### Task objective
In the entries below, find the lines with the word "zwischen" and copy them.

Extracts from a graphics dataset
— BEGIN —
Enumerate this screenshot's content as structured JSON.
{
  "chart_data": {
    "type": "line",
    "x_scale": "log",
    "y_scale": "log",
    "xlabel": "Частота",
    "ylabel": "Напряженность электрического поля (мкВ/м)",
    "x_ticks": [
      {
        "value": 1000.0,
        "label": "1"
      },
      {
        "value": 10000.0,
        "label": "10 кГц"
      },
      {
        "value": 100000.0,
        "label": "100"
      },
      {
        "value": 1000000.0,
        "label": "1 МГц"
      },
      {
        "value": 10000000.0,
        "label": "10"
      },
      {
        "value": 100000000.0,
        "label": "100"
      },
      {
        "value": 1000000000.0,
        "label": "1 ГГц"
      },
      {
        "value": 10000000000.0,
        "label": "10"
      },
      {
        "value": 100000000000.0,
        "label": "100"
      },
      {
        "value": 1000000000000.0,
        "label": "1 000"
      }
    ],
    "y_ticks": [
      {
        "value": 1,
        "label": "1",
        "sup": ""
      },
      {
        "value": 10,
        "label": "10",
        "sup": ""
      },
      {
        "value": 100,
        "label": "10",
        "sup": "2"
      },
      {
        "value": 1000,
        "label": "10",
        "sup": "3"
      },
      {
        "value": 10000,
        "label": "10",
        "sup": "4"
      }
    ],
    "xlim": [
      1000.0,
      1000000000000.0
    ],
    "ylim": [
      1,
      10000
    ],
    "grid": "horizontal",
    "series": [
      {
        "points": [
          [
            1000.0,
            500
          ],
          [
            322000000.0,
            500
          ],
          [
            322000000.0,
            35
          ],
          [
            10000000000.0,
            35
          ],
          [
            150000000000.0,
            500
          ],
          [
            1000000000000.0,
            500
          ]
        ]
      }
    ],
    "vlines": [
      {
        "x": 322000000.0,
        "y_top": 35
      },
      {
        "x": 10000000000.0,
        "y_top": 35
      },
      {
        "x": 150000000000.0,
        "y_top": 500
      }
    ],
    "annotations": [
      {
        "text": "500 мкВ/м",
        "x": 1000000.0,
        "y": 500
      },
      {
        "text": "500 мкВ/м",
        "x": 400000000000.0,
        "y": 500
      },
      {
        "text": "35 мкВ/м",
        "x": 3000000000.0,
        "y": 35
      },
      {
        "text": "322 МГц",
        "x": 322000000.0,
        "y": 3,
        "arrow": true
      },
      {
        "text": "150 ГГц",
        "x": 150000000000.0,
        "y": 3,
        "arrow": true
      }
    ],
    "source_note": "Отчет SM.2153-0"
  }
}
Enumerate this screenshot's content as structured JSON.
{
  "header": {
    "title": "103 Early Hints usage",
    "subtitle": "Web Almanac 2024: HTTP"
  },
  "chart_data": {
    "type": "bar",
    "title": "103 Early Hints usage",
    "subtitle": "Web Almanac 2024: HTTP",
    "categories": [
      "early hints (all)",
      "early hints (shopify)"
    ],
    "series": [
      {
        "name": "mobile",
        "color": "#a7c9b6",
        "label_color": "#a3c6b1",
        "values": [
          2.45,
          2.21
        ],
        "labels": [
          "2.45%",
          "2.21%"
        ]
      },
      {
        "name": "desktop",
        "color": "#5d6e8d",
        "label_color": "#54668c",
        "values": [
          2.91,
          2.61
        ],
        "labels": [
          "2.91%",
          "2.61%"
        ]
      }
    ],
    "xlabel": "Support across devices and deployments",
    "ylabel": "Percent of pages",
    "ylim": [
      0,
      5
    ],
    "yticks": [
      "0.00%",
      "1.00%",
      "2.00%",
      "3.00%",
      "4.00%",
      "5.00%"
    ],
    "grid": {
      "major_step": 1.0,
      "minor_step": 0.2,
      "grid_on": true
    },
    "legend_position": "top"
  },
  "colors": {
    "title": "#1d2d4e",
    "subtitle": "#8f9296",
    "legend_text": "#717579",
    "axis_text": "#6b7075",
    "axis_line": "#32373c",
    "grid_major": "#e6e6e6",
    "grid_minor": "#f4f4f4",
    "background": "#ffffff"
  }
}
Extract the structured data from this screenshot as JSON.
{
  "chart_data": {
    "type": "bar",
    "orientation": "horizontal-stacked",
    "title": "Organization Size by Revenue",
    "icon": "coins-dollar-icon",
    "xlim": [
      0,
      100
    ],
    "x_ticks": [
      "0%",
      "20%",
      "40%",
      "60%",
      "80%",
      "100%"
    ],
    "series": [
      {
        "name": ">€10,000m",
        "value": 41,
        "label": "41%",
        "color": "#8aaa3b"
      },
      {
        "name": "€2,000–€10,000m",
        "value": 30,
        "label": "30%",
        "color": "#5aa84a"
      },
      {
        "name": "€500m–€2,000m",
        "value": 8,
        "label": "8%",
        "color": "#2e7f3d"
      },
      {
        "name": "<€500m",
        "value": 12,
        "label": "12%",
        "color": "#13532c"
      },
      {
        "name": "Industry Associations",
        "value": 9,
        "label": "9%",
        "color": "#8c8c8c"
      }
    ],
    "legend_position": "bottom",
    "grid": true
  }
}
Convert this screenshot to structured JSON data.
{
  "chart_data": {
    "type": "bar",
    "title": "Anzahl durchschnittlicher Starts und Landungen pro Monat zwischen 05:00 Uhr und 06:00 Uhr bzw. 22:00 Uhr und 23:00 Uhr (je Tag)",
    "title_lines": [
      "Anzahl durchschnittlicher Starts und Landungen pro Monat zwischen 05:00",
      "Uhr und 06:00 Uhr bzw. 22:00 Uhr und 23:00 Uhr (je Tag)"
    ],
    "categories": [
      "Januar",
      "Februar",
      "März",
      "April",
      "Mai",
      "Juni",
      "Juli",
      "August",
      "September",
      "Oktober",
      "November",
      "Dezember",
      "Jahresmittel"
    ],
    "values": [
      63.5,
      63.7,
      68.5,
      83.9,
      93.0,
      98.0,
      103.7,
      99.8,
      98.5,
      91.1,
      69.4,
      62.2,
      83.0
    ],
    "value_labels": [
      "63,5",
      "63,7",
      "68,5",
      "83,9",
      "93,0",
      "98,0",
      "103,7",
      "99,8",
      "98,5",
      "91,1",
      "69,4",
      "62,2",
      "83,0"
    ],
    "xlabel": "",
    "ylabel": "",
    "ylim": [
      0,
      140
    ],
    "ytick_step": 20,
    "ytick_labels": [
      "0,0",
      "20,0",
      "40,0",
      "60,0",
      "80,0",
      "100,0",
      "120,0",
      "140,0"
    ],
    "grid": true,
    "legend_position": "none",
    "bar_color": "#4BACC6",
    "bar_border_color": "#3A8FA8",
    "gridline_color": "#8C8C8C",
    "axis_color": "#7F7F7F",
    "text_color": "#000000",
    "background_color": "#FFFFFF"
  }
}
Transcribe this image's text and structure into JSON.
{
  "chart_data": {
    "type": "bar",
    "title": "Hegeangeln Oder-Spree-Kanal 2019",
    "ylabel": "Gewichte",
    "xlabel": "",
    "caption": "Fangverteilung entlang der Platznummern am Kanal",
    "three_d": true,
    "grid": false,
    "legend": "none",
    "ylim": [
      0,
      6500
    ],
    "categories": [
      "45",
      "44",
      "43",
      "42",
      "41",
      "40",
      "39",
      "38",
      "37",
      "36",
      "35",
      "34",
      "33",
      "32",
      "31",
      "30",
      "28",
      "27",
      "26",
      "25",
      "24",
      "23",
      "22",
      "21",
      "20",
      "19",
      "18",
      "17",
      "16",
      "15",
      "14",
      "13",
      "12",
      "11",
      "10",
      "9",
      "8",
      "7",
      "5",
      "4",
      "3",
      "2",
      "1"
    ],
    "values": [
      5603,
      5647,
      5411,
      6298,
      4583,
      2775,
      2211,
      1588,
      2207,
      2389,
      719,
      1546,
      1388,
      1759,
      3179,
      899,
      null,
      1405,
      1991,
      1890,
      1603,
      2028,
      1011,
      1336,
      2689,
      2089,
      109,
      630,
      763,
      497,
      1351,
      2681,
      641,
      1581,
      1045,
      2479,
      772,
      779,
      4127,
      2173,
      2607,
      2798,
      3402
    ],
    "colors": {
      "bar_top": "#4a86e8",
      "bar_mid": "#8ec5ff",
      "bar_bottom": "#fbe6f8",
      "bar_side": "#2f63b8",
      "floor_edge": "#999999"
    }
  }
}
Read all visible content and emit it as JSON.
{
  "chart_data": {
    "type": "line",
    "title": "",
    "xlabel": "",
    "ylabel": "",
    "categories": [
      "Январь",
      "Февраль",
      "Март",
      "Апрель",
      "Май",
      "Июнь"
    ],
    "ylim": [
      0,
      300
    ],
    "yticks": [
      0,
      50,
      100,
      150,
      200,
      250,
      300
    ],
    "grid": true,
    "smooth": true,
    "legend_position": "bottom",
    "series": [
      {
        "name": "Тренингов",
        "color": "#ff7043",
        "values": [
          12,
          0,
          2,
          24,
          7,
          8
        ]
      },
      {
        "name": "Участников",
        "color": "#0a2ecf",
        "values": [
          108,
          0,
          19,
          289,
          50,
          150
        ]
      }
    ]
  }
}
— END —
### Reply
    "title": "Anzahl durchschnittlicher Starts und Landungen pro Monat zwischen 05:00 Uhr und 06:00 Uhr bzw. 22:00 Uhr und 23:00 Uhr (je Tag)",
      "Anzahl durchschnittlicher Starts und Landungen pro Monat zwischen 05:00",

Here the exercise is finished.